═════ Dataset records ═════

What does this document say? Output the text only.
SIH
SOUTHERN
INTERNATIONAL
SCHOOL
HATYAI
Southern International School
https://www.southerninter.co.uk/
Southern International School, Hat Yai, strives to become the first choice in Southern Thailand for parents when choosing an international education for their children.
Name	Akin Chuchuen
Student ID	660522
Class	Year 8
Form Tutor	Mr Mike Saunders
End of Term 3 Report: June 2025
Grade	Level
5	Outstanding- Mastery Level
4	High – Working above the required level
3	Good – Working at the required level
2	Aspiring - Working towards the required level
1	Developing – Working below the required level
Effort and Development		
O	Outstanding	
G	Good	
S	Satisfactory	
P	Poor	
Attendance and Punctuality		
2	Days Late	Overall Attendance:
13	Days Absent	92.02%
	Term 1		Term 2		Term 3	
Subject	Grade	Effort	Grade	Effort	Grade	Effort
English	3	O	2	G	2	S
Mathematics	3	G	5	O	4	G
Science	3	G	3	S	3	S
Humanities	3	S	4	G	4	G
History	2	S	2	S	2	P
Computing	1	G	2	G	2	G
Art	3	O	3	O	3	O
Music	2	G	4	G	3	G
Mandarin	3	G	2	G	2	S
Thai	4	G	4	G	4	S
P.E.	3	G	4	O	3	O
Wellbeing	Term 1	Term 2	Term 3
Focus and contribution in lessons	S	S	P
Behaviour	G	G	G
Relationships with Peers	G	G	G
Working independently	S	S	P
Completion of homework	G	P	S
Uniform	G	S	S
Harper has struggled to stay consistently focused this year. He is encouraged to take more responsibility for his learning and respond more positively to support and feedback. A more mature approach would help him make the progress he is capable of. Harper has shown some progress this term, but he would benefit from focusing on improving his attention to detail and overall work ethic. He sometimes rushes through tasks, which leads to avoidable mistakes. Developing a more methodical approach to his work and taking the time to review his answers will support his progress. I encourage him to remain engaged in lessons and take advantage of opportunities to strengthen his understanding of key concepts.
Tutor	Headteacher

═════

- [Prompt] Copy out every line in the entries above that holds "Good".

- [Completed exercise]
3	Good – Working at the required level
G	Good	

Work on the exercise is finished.